## Given instruction
Pick out each line of the records that includes the string "below", and copy it.

-- Begin --

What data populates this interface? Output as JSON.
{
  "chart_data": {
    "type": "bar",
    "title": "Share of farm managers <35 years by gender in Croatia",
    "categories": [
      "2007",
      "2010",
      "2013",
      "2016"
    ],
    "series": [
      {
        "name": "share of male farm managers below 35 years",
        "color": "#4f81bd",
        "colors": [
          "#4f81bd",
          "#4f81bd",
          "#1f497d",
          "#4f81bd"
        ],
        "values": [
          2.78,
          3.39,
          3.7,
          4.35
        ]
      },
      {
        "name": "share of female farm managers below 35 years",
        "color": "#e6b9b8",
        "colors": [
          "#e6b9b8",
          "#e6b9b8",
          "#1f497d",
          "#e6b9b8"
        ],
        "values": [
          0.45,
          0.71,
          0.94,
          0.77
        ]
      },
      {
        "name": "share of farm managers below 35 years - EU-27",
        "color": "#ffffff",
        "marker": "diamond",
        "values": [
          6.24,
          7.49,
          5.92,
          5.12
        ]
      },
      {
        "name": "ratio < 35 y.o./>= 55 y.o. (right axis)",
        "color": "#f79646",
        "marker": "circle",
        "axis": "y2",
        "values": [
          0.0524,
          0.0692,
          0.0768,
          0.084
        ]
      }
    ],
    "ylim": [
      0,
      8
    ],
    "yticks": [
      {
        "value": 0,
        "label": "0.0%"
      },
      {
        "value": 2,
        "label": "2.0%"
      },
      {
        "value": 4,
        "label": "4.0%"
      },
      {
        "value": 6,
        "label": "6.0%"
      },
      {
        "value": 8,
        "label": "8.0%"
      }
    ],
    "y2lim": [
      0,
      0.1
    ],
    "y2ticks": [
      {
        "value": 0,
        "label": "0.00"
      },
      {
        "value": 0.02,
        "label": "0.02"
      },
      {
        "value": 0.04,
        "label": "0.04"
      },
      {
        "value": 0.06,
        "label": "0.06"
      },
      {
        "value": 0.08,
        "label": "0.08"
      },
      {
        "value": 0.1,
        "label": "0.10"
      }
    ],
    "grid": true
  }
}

-- End --

## The reply
        "name": "share of male farm managers below 35 years",
        "name": "share of female farm managers below 35 years",
        "name": "share of farm managers below 35 years - EU-27",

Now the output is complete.